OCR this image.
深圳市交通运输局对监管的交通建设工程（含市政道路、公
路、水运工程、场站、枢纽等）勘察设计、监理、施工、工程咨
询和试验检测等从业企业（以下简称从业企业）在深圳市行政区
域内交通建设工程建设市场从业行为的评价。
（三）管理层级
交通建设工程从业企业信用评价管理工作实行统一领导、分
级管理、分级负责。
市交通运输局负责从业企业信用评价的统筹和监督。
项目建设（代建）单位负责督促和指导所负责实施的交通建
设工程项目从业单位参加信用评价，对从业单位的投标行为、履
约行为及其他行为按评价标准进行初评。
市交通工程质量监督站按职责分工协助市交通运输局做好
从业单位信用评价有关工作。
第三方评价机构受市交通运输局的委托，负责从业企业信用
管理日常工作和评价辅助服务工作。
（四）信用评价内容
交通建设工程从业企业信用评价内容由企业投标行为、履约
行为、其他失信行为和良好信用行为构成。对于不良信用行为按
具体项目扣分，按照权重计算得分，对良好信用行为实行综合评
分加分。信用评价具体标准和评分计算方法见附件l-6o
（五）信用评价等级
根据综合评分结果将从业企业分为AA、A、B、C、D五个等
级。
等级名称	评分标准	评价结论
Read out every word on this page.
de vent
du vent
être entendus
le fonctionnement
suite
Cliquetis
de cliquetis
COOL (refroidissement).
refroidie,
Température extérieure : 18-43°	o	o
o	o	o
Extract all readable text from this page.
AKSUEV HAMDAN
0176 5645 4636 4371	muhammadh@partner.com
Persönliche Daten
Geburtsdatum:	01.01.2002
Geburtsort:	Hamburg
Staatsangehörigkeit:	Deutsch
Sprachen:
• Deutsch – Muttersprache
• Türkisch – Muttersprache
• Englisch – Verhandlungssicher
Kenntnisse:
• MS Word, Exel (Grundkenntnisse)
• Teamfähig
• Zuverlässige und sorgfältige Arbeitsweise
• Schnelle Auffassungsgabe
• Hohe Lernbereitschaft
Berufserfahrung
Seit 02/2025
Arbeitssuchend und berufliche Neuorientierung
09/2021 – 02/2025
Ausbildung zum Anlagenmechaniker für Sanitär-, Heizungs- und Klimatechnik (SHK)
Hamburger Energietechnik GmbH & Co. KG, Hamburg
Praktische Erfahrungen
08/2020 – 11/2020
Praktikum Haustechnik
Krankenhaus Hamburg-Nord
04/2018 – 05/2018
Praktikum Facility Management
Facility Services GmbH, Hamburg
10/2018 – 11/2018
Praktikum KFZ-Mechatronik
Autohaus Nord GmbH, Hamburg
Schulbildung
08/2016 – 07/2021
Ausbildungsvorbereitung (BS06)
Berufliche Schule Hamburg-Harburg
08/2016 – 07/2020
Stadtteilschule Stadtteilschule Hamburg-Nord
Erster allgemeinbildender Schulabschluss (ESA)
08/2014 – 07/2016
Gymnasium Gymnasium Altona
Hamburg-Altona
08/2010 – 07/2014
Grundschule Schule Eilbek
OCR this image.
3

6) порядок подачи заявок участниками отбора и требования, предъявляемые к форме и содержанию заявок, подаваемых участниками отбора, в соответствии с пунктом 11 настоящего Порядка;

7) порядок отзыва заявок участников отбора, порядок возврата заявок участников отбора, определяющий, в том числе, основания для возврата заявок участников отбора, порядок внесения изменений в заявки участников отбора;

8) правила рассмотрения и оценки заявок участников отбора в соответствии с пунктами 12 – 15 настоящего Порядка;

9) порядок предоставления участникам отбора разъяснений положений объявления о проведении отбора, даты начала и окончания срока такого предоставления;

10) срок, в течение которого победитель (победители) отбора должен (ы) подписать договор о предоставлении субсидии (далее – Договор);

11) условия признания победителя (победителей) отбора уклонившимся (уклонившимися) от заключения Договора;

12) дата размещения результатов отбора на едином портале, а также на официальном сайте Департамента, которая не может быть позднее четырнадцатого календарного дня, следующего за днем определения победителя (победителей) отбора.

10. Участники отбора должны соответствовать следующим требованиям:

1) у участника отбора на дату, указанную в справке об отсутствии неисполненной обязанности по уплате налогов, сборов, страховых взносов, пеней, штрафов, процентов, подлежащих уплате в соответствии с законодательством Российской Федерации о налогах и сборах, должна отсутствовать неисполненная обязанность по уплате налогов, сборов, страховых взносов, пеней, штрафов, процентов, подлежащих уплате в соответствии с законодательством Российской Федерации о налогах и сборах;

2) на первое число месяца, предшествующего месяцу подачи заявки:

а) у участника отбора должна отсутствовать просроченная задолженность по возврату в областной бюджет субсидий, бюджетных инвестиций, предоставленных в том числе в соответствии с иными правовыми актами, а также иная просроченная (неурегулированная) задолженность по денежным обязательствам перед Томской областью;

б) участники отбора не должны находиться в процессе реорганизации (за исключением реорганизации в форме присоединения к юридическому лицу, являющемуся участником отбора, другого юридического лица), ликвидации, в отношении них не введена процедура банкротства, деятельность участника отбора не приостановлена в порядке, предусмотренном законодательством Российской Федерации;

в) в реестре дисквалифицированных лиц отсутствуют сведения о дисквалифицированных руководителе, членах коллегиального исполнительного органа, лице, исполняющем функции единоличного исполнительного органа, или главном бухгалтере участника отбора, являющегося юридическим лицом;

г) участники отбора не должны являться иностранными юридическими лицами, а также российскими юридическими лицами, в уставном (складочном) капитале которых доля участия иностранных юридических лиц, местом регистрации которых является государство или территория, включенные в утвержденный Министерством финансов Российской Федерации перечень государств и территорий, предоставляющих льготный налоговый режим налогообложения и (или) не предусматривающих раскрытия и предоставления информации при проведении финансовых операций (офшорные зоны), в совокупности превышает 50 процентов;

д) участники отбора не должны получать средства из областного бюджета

◆ **WHAT YOU HAVE TO DO**:
Find every line of the data that holds the string "победителя", then say how many there are and nothing else.

◆ **THE COMPLETED TASK**:
2